What is asked:
Without including any images, reproduce each entry exactly.

Exercise inputs:
- - - - -

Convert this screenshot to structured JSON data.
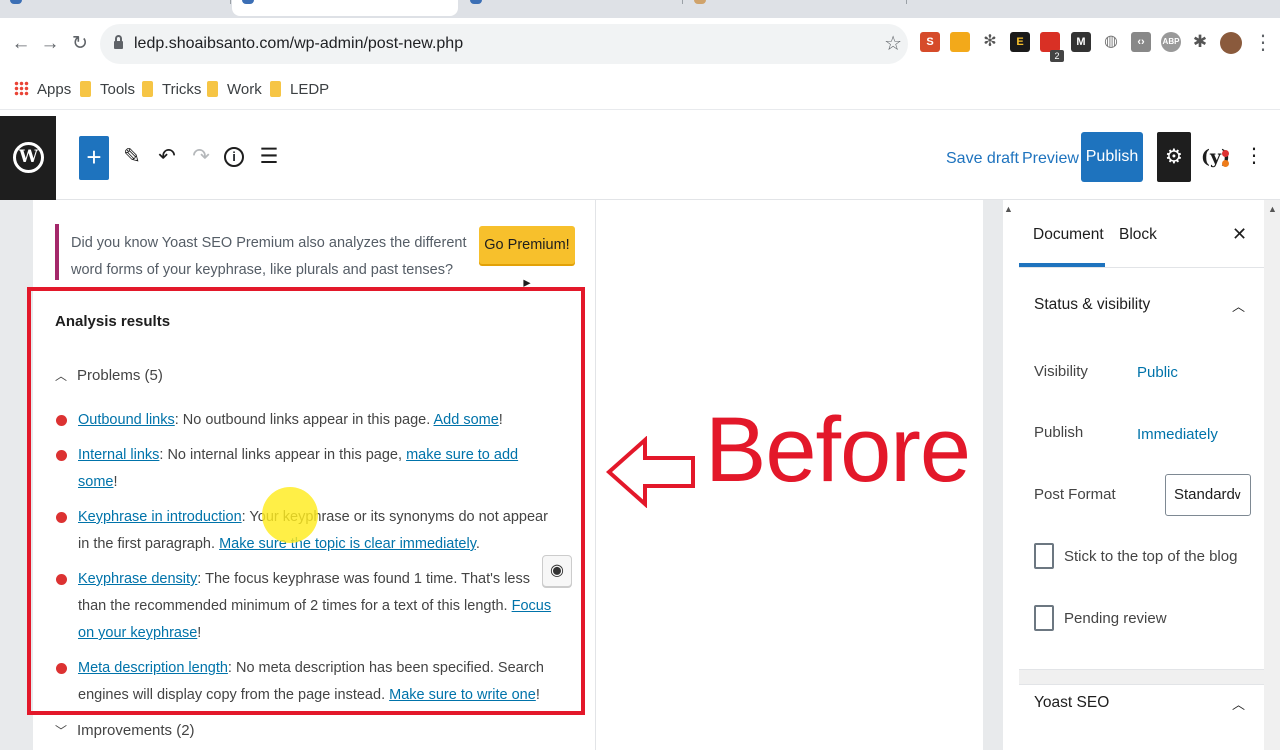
{
  "browser": {
    "url": "ledp.shoaibsanto.com/wp-admin/post-new.php",
    "bookmarks": [
      "Apps",
      "Tools",
      "Tricks",
      "Work",
      "LEDP"
    ],
    "extension_badge": "2"
  },
  "toolbar": {
    "save_draft": "Save draft",
    "preview": "Preview",
    "publish": "Publish"
  },
  "yoast_panel": {
    "premium_note": "Did you know Yoast SEO Premium also analyzes the different word forms of your keyphrase, like plurals and past tenses?",
    "go_premium": "Go Premium! ▸",
    "analysis_title": "Analysis results",
    "problems_label": "Problems (5)",
    "improvements_label": "Improvements (2)",
    "problems": [
      {
        "link": "Outbound links",
        "text": ": No outbound links appear in this page. ",
        "action": "Add some",
        "end": "!"
      },
      {
        "link": "Internal links",
        "text": ": No internal links appear in this page, ",
        "action": "make sure to add some",
        "end": "!"
      },
      {
        "link": "Keyphrase in introduction",
        "text": ": Your keyphrase or its synonyms do not appear in the first paragraph. ",
        "action": "Make sure the topic is clear immediately",
        "end": "."
      },
      {
        "link": "Keyphrase density",
        "text": ": The focus keyphrase was found 1 time. That's less than the recommended minimum of 2 times for a text of this length. ",
        "action": "Focus on your keyphrase",
        "end": "!"
      },
      {
        "link": "Meta description length",
        "text": ": No meta description has been specified. Search engines will display copy from the page instead. ",
        "action": "Make sure to write one",
        "end": "!"
      }
    ]
  },
  "annotation": {
    "before_text": "Before",
    "color": "#e3182a"
  },
  "sidebar": {
    "tabs": [
      "Document",
      "Block"
    ],
    "status_title": "Status & visibility",
    "visibility_label": "Visibility",
    "visibility_value": "Public",
    "publish_label": "Publish",
    "publish_value": "Immediately",
    "post_format_label": "Post Format",
    "post_format_value": "Standard",
    "sticky_label": "Stick to the top of the blog",
    "pending_label": "Pending review",
    "yoast_title": "Yoast SEO"
  },
  "colors": {
    "wp_blue": "#1e73be",
    "problem_red": "#dc3232",
    "link": "#0073aa",
    "yoast_purple": "#a4286a",
    "premium_yellow": "#f7c02c"
  }
}
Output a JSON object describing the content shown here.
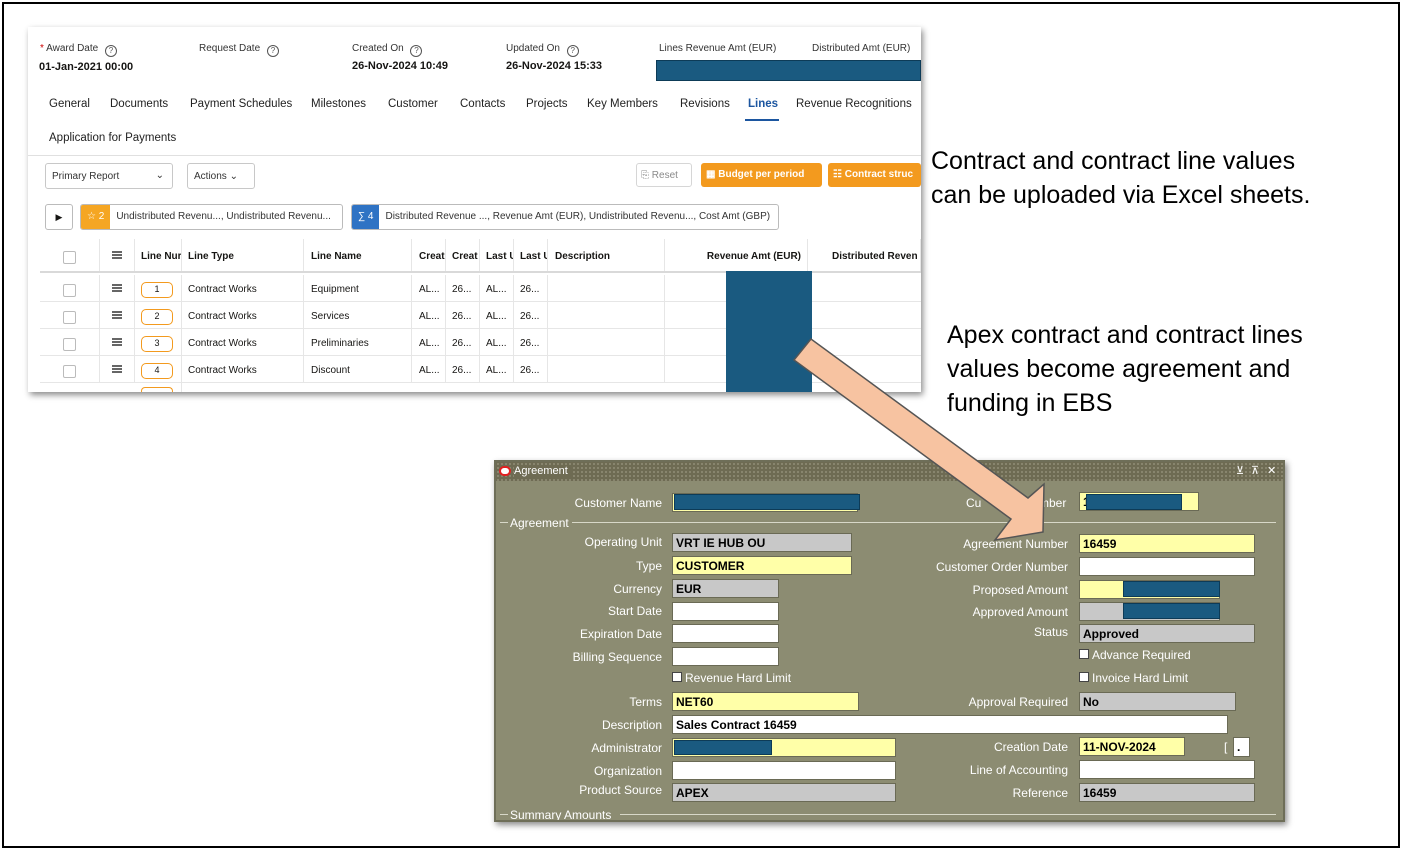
{
  "apex": {
    "header": {
      "award_date_label": "Award Date",
      "award_date_value": "01-Jan-2021 00:00",
      "request_date_label": "Request Date",
      "created_on_label": "Created On",
      "created_on_value": "26-Nov-2024 10:49",
      "updated_on_label": "Updated On",
      "updated_on_value": "26-Nov-2024 15:33",
      "lines_revenue_label": "Lines Revenue Amt (EUR)",
      "distributed_amt_label": "Distributed Amt (EUR)"
    },
    "tabs": [
      "General",
      "Documents",
      "Payment Schedules",
      "Milestones",
      "Customer",
      "Contacts",
      "Projects",
      "Key Members",
      "Revisions",
      "Lines",
      "Revenue Recognitions",
      "Application for Payments"
    ],
    "active_tab": "Lines",
    "toolbar": {
      "report": "Primary Report",
      "actions": "Actions",
      "reset": "Reset",
      "budget": "Budget per period",
      "contract": "Contract struc"
    },
    "filters": {
      "star_count": "2",
      "star_text": "Undistributed Revenu..., Undistributed Revenu...",
      "sum_count": "4",
      "sum_text": "Distributed Revenue ..., Revenue Amt (EUR), Undistributed Revenu..., Cost Amt (GBP)"
    },
    "columns": [
      "Line Nur",
      "Line Type",
      "Line Name",
      "Creat",
      "Creat",
      "Last U",
      "Last U",
      "Description",
      "Revenue Amt (EUR)",
      "Distributed Reven"
    ],
    "rows": [
      {
        "num": "1",
        "type": "Contract Works",
        "name": "Equipment",
        "c1": "AL...",
        "c2": "26...",
        "c3": "AL...",
        "c4": "26..."
      },
      {
        "num": "2",
        "type": "Contract Works",
        "name": "Services",
        "c1": "AL...",
        "c2": "26...",
        "c3": "AL...",
        "c4": "26..."
      },
      {
        "num": "3",
        "type": "Contract Works",
        "name": "Preliminaries",
        "c1": "AL...",
        "c2": "26...",
        "c3": "AL...",
        "c4": "26..."
      },
      {
        "num": "4",
        "type": "Contract Works",
        "name": "Discount",
        "c1": "AL...",
        "c2": "26...",
        "c3": "AL...",
        "c4": "26..."
      }
    ]
  },
  "notes": {
    "note1_line1": "Contract and contract line values",
    "note1_line2": "can be uploaded via Excel sheets.",
    "note2_line1": "Apex contract and contract lines",
    "note2_line2": "values become agreement and",
    "note2_line3": "funding in EBS"
  },
  "ebs": {
    "title": "Agreement",
    "customer_name_label": "Customer Name",
    "customer_number_label_left": "Cu",
    "customer_number_label_right": "mber",
    "customer_number_prefix": "1",
    "section_agreement": "Agreement",
    "operating_unit_label": "Operating Unit",
    "operating_unit": "VRT IE HUB OU",
    "type_label": "Type",
    "type": "CUSTOMER",
    "currency_label": "Currency",
    "currency": "EUR",
    "start_date_label": "Start Date",
    "expiration_date_label": "Expiration Date",
    "billing_sequence_label": "Billing Sequence",
    "revenue_hard_limit_label": "Revenue Hard Limit",
    "terms_label": "Terms",
    "terms": "NET60",
    "description_label": "Description",
    "description": "Sales Contract 16459",
    "administrator_label": "Administrator",
    "organization_label": "Organization",
    "product_source_label": "Product Source",
    "product_source": "APEX",
    "agreement_number_label": "Agreement Number",
    "agreement_number": "16459",
    "customer_order_number_label": "Customer Order Number",
    "proposed_amount_label": "Proposed Amount",
    "approved_amount_label": "Approved Amount",
    "status_label": "Status",
    "status": "Approved",
    "advance_required_label": "Advance Required",
    "invoice_hard_limit_label": "Invoice Hard Limit",
    "approval_required_label": "Approval Required",
    "approval_required": "No",
    "creation_date_label": "Creation Date",
    "creation_date": "11-NOV-2024",
    "line_of_accounting_label": "Line of Accounting",
    "reference_label": "Reference",
    "reference": "16459",
    "summary_amounts": "Summary Amounts",
    "bracket": "[",
    "dot": "."
  },
  "colors": {
    "redaction": "#1a5a80",
    "apex_orange": "#f39a1e",
    "apex_blue": "#1c56a0",
    "ebs_bg": "#8c8c72",
    "arrow_fill": "#f7c3a1"
  }
}
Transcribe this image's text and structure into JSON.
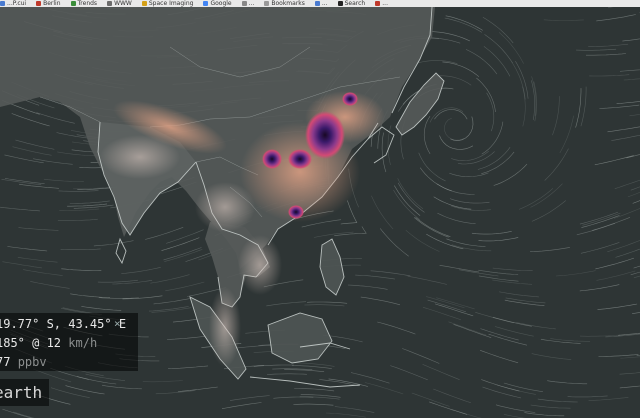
{
  "bookmarks": [
    {
      "label": "...P.cui",
      "color": "#4a7bd0"
    },
    {
      "label": "Berlin",
      "color": "#c0392b"
    },
    {
      "label": "Trends",
      "color": "#3a8d3a"
    },
    {
      "label": "WWW",
      "color": "#6b6b6b"
    },
    {
      "label": "Space Imaging",
      "color": "#d4a017"
    },
    {
      "label": "Google",
      "color": "#4285f4"
    },
    {
      "label": "...",
      "color": "#888888"
    },
    {
      "label": "Bookmarks",
      "color": "#999999"
    },
    {
      "label": "...",
      "color": "#4a7bd0"
    },
    {
      "label": "Search",
      "color": "#222222"
    },
    {
      "label": "...",
      "color": "#c0392b"
    }
  ],
  "readout": {
    "location": "19.77° S, 43.45° E",
    "close": "×",
    "wind_value": "185° @ 12",
    "wind_unit": "km/h",
    "overlay_value": "77",
    "overlay_unit": "ppbv"
  },
  "menu_button": "earth",
  "colors": {
    "ocean": "#2e3535",
    "land": "#5b6160",
    "coastline": "#cfd6d4",
    "overlay_low": "#d9a78a",
    "overlay_mid": "#d24a74",
    "overlay_high": "#5a2a9a",
    "overlay_max": "#180824"
  }
}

- - - - -

Exercise result:
Convert this screenshot to structured JSON data.
{
  "browser": {
    "url": "ledp.shoaibsanto.com/wp-admin/post-new.php",
    "bookmarks": [
      "Apps",
      "Tools",
      "Tricks",
      "Work",
      "LEDP"
    ],
    "extension_badge": "2"
  },
  "toolbar": {
    "save_draft": "Save draft",
    "preview": "Preview",
    "publish": "Publish"
  },
  "yoast_panel": {
    "premium_note": "Did you know Yoast SEO Premium also analyzes the different word forms of your keyphrase, like plurals and past tenses?",
    "go_premium": "Go Premium! ▸",
    "analysis_title": "Analysis results",
    "problems_label": "Problems (5)",
    "improvements_label": "Improvements (2)",
    "problems": [
      {
        "link": "Outbound links",
        "text": ": No outbound links appear in this page. ",
        "action": "Add some",
        "end": "!"
      },
      {
        "link": "Internal links",
        "text": ": No internal links appear in this page, ",
        "action": "make sure to add some",
        "end": "!"
      },
      {
        "link": "Keyphrase in introduction",
        "text": ": Your keyphrase or its synonyms do not appear in the first paragraph. ",
        "action": "Make sure the topic is clear immediately",
        "end": "."
      },
      {
        "link": "Keyphrase density",
        "text": ": The focus keyphrase was found 1 time. That's less than the recommended minimum of 2 times for a text of this length. ",
        "action": "Focus on your keyphrase",
        "end": "!"
      },
      {
        "link": "Meta description length",
        "text": ": No meta description has been specified. Search engines will display copy from the page instead. ",
        "action": "Make sure to write one",
        "end": "!"
      }
    ]
  },
  "annotation": {
    "before_text": "Before",
    "color": "#e3182a"
  },
  "sidebar": {
    "tabs": [
      "Document",
      "Block"
    ],
    "status_title": "Status & visibility",
    "visibility_label": "Visibility",
    "visibility_value": "Public",
    "publish_label": "Publish",
    "publish_value": "Immediately",
    "post_format_label": "Post Format",
    "post_format_value": "Standard",
    "sticky_label": "Stick to the top of the blog",
    "pending_label": "Pending review",
    "yoast_title": "Yoast SEO"
  },
  "colors": {
    "wp_blue": "#1e73be",
    "problem_red": "#dc3232",
    "link": "#0073aa",
    "yoast_purple": "#a4286a",
    "premium_yellow": "#f7c02c"
  }
}
Output a JSON object describing the content shown here.
{
  "apex": {
    "header": {
      "award_date_label": "Award Date",
      "award_date_value": "01-Jan-2021 00:00",
      "request_date_label": "Request Date",
      "created_on_label": "Created On",
      "created_on_value": "26-Nov-2024 10:49",
      "updated_on_label": "Updated On",
      "updated_on_value": "26-Nov-2024 15:33",
      "lines_revenue_label": "Lines Revenue Amt (EUR)",
      "distributed_amt_label": "Distributed Amt (EUR)"
    },
    "tabs": [
      "General",
      "Documents",
      "Payment Schedules",
      "Milestones",
      "Customer",
      "Contacts",
      "Projects",
      "Key Members",
      "Revisions",
      "Lines",
      "Revenue Recognitions",
      "Application for Payments"
    ],
    "active_tab": "Lines",
    "toolbar": {
      "report": "Primary Report",
      "actions": "Actions",
      "reset": "Reset",
      "budget": "Budget per period",
      "contract": "Contract struc"
    },
    "filters": {
      "star_count": "2",
      "star_text": "Undistributed Revenu..., Undistributed Revenu...",
      "sum_count": "4",
      "sum_text": "Distributed Revenue ..., Revenue Amt (EUR), Undistributed Revenu..., Cost Amt (GBP)"
    },
    "columns": [
      "Line Nur",
      "Line Type",
      "Line Name",
      "Creat",
      "Creat",
      "Last U",
      "Last U",
      "Description",
      "Revenue Amt (EUR)",
      "Distributed Reven"
    ],
    "rows": [
      {
        "num": "1",
        "type": "Contract Works",
        "name": "Equipment",
        "c1": "AL...",
        "c2": "26...",
        "c3": "AL...",
        "c4": "26..."
      },
      {
        "num": "2",
        "type": "Contract Works",
        "name": "Services",
        "c1": "AL...",
        "c2": "26...",
        "c3": "AL...",
        "c4": "26..."
      },
      {
        "num": "3",
        "type": "Contract Works",
        "name": "Preliminaries",
        "c1": "AL...",
        "c2": "26...",
        "c3": "AL...",
        "c4": "26..."
      },
      {
        "num": "4",
        "type": "Contract Works",
        "name": "Discount",
        "c1": "AL...",
        "c2": "26...",
        "c3": "AL...",
        "c4": "26..."
      }
    ]
  },
  "notes": {
    "note1_line1": "Contract and contract line values",
    "note1_line2": "can be uploaded via Excel sheets.",
    "note2_line1": "Apex contract and contract lines",
    "note2_line2": "values become agreement and",
    "note2_line3": "funding in EBS"
  },
  "ebs": {
    "title": "Agreement",
    "customer_name_label": "Customer Name",
    "customer_number_label_left": "Cu",
    "customer_number_label_right": "mber",
    "customer_number_prefix": "1",
    "section_agreement": "Agreement",
    "operating_unit_label": "Operating Unit",
    "operating_unit": "VRT IE HUB OU",
    "type_label": "Type",
    "type": "CUSTOMER",
    "currency_label": "Currency",
    "currency": "EUR",
    "start_date_label": "Start Date",
    "expiration_date_label": "Expiration Date",
    "billing_sequence_label": "Billing Sequence",
    "revenue_hard_limit_label": "Revenue Hard Limit",
    "terms_label": "Terms",
    "terms": "NET60",
    "description_label": "Description",
    "description": "Sales Contract 16459",
    "administrator_label": "Administrator",
    "organization_label": "Organization",
    "product_source_label": "Product Source",
    "product_source": "APEX",
    "agreement_number_label": "Agreement Number",
    "agreement_number": "16459",
    "customer_order_number_label": "Customer Order Number",
    "proposed_amount_label": "Proposed Amount",
    "approved_amount_label": "Approved Amount",
    "status_label": "Status",
    "status": "Approved",
    "advance_required_label": "Advance Required",
    "invoice_hard_limit_label": "Invoice Hard Limit",
    "approval_required_label": "Approval Required",
    "approval_required": "No",
    "creation_date_label": "Creation Date",
    "creation_date": "11-NOV-2024",
    "line_of_accounting_label": "Line of Accounting",
    "reference_label": "Reference",
    "reference": "16459",
    "summary_amounts": "Summary Amounts",
    "bracket": "[",
    "dot": "."
  },
  "colors": {
    "redaction": "#1a5a80",
    "apex_orange": "#f39a1e",
    "apex_blue": "#1c56a0",
    "ebs_bg": "#8c8c72",
    "arrow_fill": "#f7c3a1"
  }
}
Transcribe this image's text and structure into JSON.
{
  "bookmarks": [
    {
      "label": "...P.cui",
      "color": "#4a7bd0"
    },
    {
      "label": "Berlin",
      "color": "#c0392b"
    },
    {
      "label": "Trends",
      "color": "#3a8d3a"
    },
    {
      "label": "WWW",
      "color": "#6b6b6b"
    },
    {
      "label": "Space Imaging",
      "color": "#d4a017"
    },
    {
      "label": "Google",
      "color": "#4285f4"
    },
    {
      "label": "...",
      "color": "#888888"
    },
    {
      "label": "Bookmarks",
      "color": "#999999"
    },
    {
      "label": "...",
      "color": "#4a7bd0"
    },
    {
      "label": "Search",
      "color": "#222222"
    },
    {
      "label": "...",
      "color": "#c0392b"
    }
  ],
  "readout": {
    "location": "19.77° S, 43.45° E",
    "close": "×",
    "wind_value": "185° @ 12",
    "wind_unit": "km/h",
    "overlay_value": "77",
    "overlay_unit": "ppbv"
  },
  "menu_button": "earth",
  "colors": {
    "ocean": "#2e3535",
    "land": "#5b6160",
    "coastline": "#cfd6d4",
    "overlay_low": "#d9a78a",
    "overlay_mid": "#d24a74",
    "overlay_high": "#5a2a9a",
    "overlay_max": "#180824"
  }
}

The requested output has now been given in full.